A run of records
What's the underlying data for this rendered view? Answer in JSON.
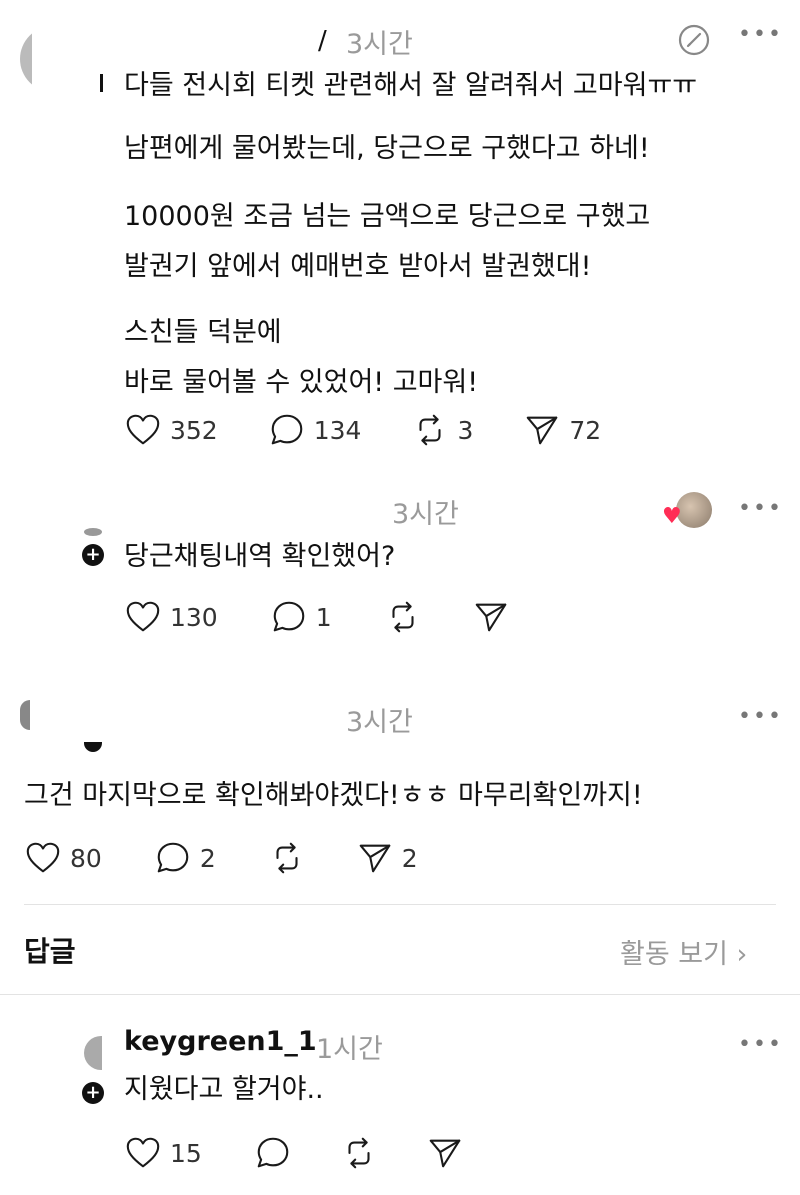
{
  "post": {
    "time": "3시간",
    "paragraphs": [
      "다들 전시회 티켓 관련해서 잘 알려줘서 고마워ㅠㅠ",
      "남편에게 물어봤는데, 당근으로 구했다고 하네!",
      "10000원 조금 넘는 금액으로 당근으로 구했고\n발권기 앞에서 예매번호 받아서 발권했대!",
      "스친들 덕분에\n바로 물어볼 수 있었어! 고마워!"
    ],
    "likes": "352",
    "comments": "134",
    "reposts": "3",
    "shares": "72"
  },
  "reply1": {
    "time": "3시간",
    "text": "당근채팅내역 확인했어?",
    "likes": "130",
    "comments": "1"
  },
  "reply2": {
    "time": "3시간",
    "text": "그건 마지막으로 확인해봐야겠다!ㅎㅎ 마무리확인까지!",
    "likes": "80",
    "comments": "2",
    "shares": "2"
  },
  "section": {
    "title": "답글",
    "activity_link": "활동 보기 ›"
  },
  "reply3": {
    "username": "keygreen1_1",
    "time": "1시간",
    "text": "지웠다고 할거야..",
    "likes": "15"
  },
  "icons": {
    "like": "heart-icon",
    "comment": "comment-bubble-icon",
    "repost": "repost-icon",
    "share": "send-icon",
    "edit": "edit-icon",
    "more": "more-dots-icon"
  }
}
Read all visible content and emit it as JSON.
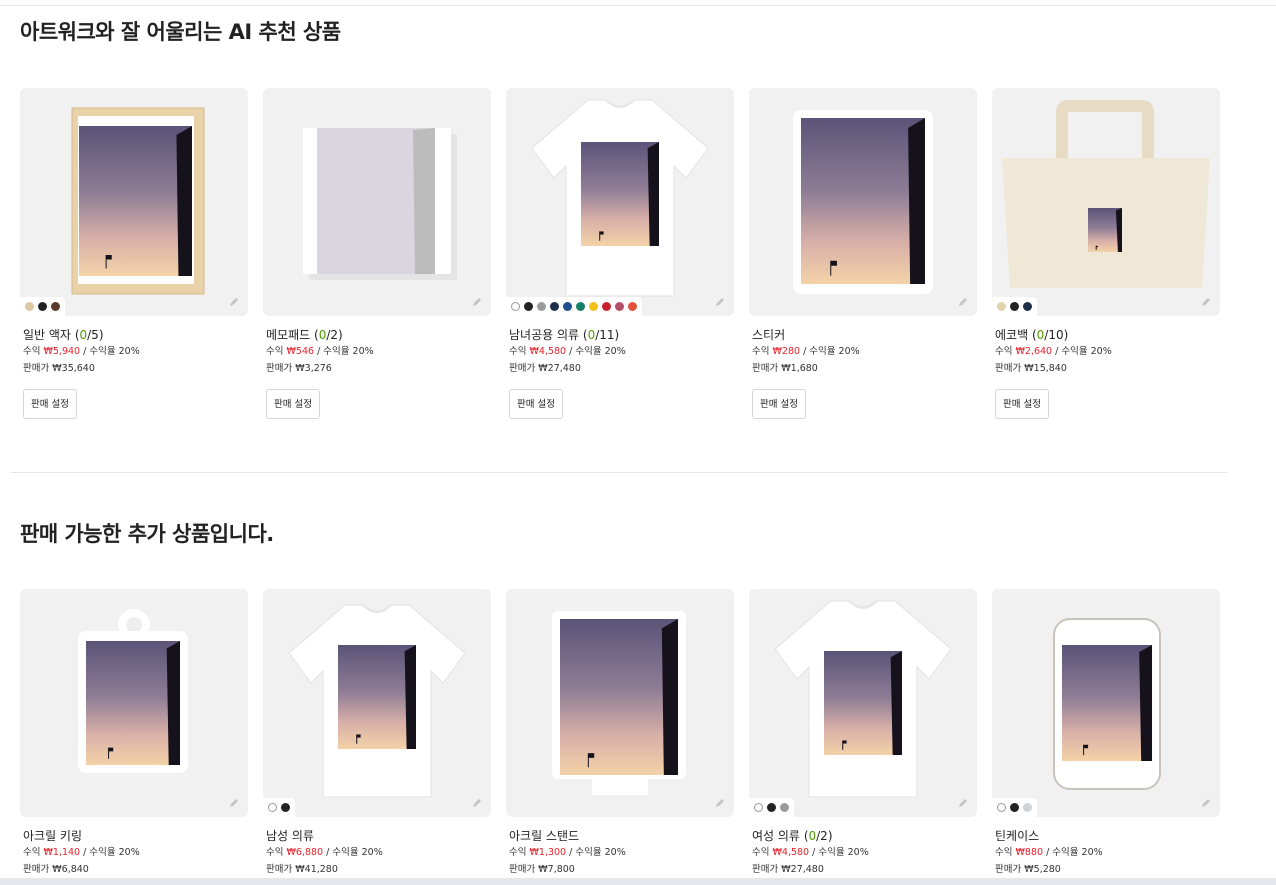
{
  "section1": {
    "title": "아트워크와 잘 어울리는 AI 추천 상품",
    "products": [
      {
        "name": "일반 액자",
        "count_open": "(",
        "count_num": "0",
        "count_rest": "/5)",
        "profit_label": "수익",
        "profit_amount": "₩5,940",
        "rate": "/ 수익율 20%",
        "price_label": "판매가",
        "price": "₩35,640",
        "button": "판매 설정",
        "colors": [
          "#dcc9a4",
          "#222222",
          "#5a3a2a"
        ],
        "mockup": "frame"
      },
      {
        "name": "메모패드",
        "count_open": "(",
        "count_num": "0",
        "count_rest": "/2)",
        "profit_label": "수익",
        "profit_amount": "₩546",
        "rate": "/ 수익율 20%",
        "price_label": "판매가",
        "price": "₩3,276",
        "button": "판매 설정",
        "colors": [],
        "mockup": "memopad"
      },
      {
        "name": "남녀공용 의류",
        "count_open": "(",
        "count_num": "0",
        "count_rest": "/11)",
        "profit_label": "수익",
        "profit_amount": "₩4,580",
        "rate": "/ 수익율 20%",
        "price_label": "판매가",
        "price": "₩27,480",
        "button": "판매 설정",
        "colors": [
          "#ffffff",
          "#222222",
          "#9a9a9a",
          "#1f2f4a",
          "#1e4f8c",
          "#17806a",
          "#f2c21a",
          "#c8202c",
          "#b4506a",
          "#e0503a"
        ],
        "mockup": "tshirt"
      },
      {
        "name": "스티커",
        "count_open": "",
        "count_num": "",
        "count_rest": "",
        "profit_label": "수익",
        "profit_amount": "₩280",
        "rate": "/ 수익율 20%",
        "price_label": "판매가",
        "price": "₩1,680",
        "button": "판매 설정",
        "colors": [],
        "mockup": "sticker"
      },
      {
        "name": "에코백",
        "count_open": "(",
        "count_num": "0",
        "count_rest": "/10)",
        "profit_label": "수익",
        "profit_amount": "₩2,640",
        "rate": "/ 수익율 20%",
        "price_label": "판매가",
        "price": "₩15,840",
        "button": "판매 설정",
        "colors": [
          "#e2d3ad",
          "#222222",
          "#1f2f4a"
        ],
        "mockup": "ecobag"
      }
    ]
  },
  "section2": {
    "title": "판매 가능한 추가 상품입니다.",
    "products": [
      {
        "name": "아크릴 키링",
        "count_open": "",
        "count_num": "",
        "count_rest": "",
        "profit_label": "수익",
        "profit_amount": "₩1,140",
        "rate": "/ 수익율 20%",
        "price_label": "판매가",
        "price": "₩6,840",
        "colors": [],
        "mockup": "keyring"
      },
      {
        "name": "남성 의류",
        "count_open": "",
        "count_num": "",
        "count_rest": "",
        "profit_label": "수익",
        "profit_amount": "₩6,880",
        "rate": "/ 수익율 20%",
        "price_label": "판매가",
        "price": "₩41,280",
        "colors": [
          "#ffffff",
          "#222222"
        ],
        "mockup": "tshirt-men"
      },
      {
        "name": "아크릴 스탠드",
        "count_open": "",
        "count_num": "",
        "count_rest": "",
        "profit_label": "수익",
        "profit_amount": "₩1,300",
        "rate": "/ 수익율 20%",
        "price_label": "판매가",
        "price": "₩7,800",
        "colors": [],
        "mockup": "stand"
      },
      {
        "name": "여성 의류",
        "count_open": "(",
        "count_num": "0",
        "count_rest": "/2)",
        "profit_label": "수익",
        "profit_amount": "₩4,580",
        "rate": "/ 수익율 20%",
        "price_label": "판매가",
        "price": "₩27,480",
        "colors": [
          "#ffffff",
          "#222222",
          "#9a9a9a"
        ],
        "mockup": "tshirt-women"
      },
      {
        "name": "틴케이스",
        "count_open": "",
        "count_num": "",
        "count_rest": "",
        "profit_label": "수익",
        "profit_amount": "₩880",
        "rate": "/ 수익율 20%",
        "price_label": "판매가",
        "price": "₩5,280",
        "colors": [
          "#ffffff",
          "#222222",
          "#cfd3d6"
        ],
        "mockup": "tincase"
      }
    ]
  },
  "icons": {
    "edit": "pencil-icon"
  }
}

▸ Challenge: Every record above should be written out again exactly; the pictures stay out of the copy.

▸ Answer in full:
What's the underlying data for this rendered view? Answer in JSON.
{
  "post": {
    "time": "3시간",
    "paragraphs": [
      "다들 전시회 티켓 관련해서 잘 알려줘서 고마워ㅠㅠ",
      "남편에게 물어봤는데, 당근으로 구했다고 하네!",
      "10000원 조금 넘는 금액으로 당근으로 구했고\n발권기 앞에서 예매번호 받아서 발권했대!",
      "스친들 덕분에\n바로 물어볼 수 있었어! 고마워!"
    ],
    "likes": "352",
    "comments": "134",
    "reposts": "3",
    "shares": "72"
  },
  "reply1": {
    "time": "3시간",
    "text": "당근채팅내역 확인했어?",
    "likes": "130",
    "comments": "1"
  },
  "reply2": {
    "time": "3시간",
    "text": "그건 마지막으로 확인해봐야겠다!ㅎㅎ 마무리확인까지!",
    "likes": "80",
    "comments": "2",
    "shares": "2"
  },
  "section": {
    "title": "답글",
    "activity_link": "활동 보기 ›"
  },
  "reply3": {
    "username": "keygreen1_1",
    "time": "1시간",
    "text": "지웠다고 할거야..",
    "likes": "15"
  },
  "icons": {
    "like": "heart-icon",
    "comment": "comment-bubble-icon",
    "repost": "repost-icon",
    "share": "send-icon",
    "edit": "edit-icon",
    "more": "more-dots-icon"
  }
}
Read all visible content and emit it as JSON.
{
  "section1": {
    "title": "아트워크와 잘 어울리는 AI 추천 상품",
    "products": [
      {
        "name": "일반 액자",
        "count_open": "(",
        "count_num": "0",
        "count_rest": "/5)",
        "profit_label": "수익",
        "profit_amount": "₩5,940",
        "rate": "/ 수익율 20%",
        "price_label": "판매가",
        "price": "₩35,640",
        "button": "판매 설정",
        "colors": [
          "#dcc9a4",
          "#222222",
          "#5a3a2a"
        ],
        "mockup": "frame"
      },
      {
        "name": "메모패드",
        "count_open": "(",
        "count_num": "0",
        "count_rest": "/2)",
        "profit_label": "수익",
        "profit_amount": "₩546",
        "rate": "/ 수익율 20%",
        "price_label": "판매가",
        "price": "₩3,276",
        "button": "판매 설정",
        "colors": [],
        "mockup": "memopad"
      },
      {
        "name": "남녀공용 의류",
        "count_open": "(",
        "count_num": "0",
        "count_rest": "/11)",
        "profit_label": "수익",
        "profit_amount": "₩4,580",
        "rate": "/ 수익율 20%",
        "price_label": "판매가",
        "price": "₩27,480",
        "button": "판매 설정",
        "colors": [
          "#ffffff",
          "#222222",
          "#9a9a9a",
          "#1f2f4a",
          "#1e4f8c",
          "#17806a",
          "#f2c21a",
          "#c8202c",
          "#b4506a",
          "#e0503a"
        ],
        "mockup": "tshirt"
      },
      {
        "name": "스티커",
        "count_open": "",
        "count_num": "",
        "count_rest": "",
        "profit_label": "수익",
        "profit_amount": "₩280",
        "rate": "/ 수익율 20%",
        "price_label": "판매가",
        "price": "₩1,680",
        "button": "판매 설정",
        "colors": [],
        "mockup": "sticker"
      },
      {
        "name": "에코백",
        "count_open": "(",
        "count_num": "0",
        "count_rest": "/10)",
        "profit_label": "수익",
        "profit_amount": "₩2,640",
        "rate": "/ 수익율 20%",
        "price_label": "판매가",
        "price": "₩15,840",
        "button": "판매 설정",
        "colors": [
          "#e2d3ad",
          "#222222",
          "#1f2f4a"
        ],
        "mockup": "ecobag"
      }
    ]
  },
  "section2": {
    "title": "판매 가능한 추가 상품입니다.",
    "products": [
      {
        "name": "아크릴 키링",
        "count_open": "",
        "count_num": "",
        "count_rest": "",
        "profit_label": "수익",
        "profit_amount": "₩1,140",
        "rate": "/ 수익율 20%",
        "price_label": "판매가",
        "price": "₩6,840",
        "colors": [],
        "mockup": "keyring"
      },
      {
        "name": "남성 의류",
        "count_open": "",
        "count_num": "",
        "count_rest": "",
        "profit_label": "수익",
        "profit_amount": "₩6,880",
        "rate": "/ 수익율 20%",
        "price_label": "판매가",
        "price": "₩41,280",
        "colors": [
          "#ffffff",
          "#222222"
        ],
        "mockup": "tshirt-men"
      },
      {
        "name": "아크릴 스탠드",
        "count_open": "",
        "count_num": "",
        "count_rest": "",
        "profit_label": "수익",
        "profit_amount": "₩1,300",
        "rate": "/ 수익율 20%",
        "price_label": "판매가",
        "price": "₩7,800",
        "colors": [],
        "mockup": "stand"
      },
      {
        "name": "여성 의류",
        "count_open": "(",
        "count_num": "0",
        "count_rest": "/2)",
        "profit_label": "수익",
        "profit_amount": "₩4,580",
        "rate": "/ 수익율 20%",
        "price_label": "판매가",
        "price": "₩27,480",
        "colors": [
          "#ffffff",
          "#222222",
          "#9a9a9a"
        ],
        "mockup": "tshirt-women"
      },
      {
        "name": "틴케이스",
        "count_open": "",
        "count_num": "",
        "count_rest": "",
        "profit_label": "수익",
        "profit_amount": "₩880",
        "rate": "/ 수익율 20%",
        "price_label": "판매가",
        "price": "₩5,280",
        "colors": [
          "#ffffff",
          "#222222",
          "#cfd3d6"
        ],
        "mockup": "tincase"
      }
    ]
  },
  "icons": {
    "edit": "pencil-icon"
  }
}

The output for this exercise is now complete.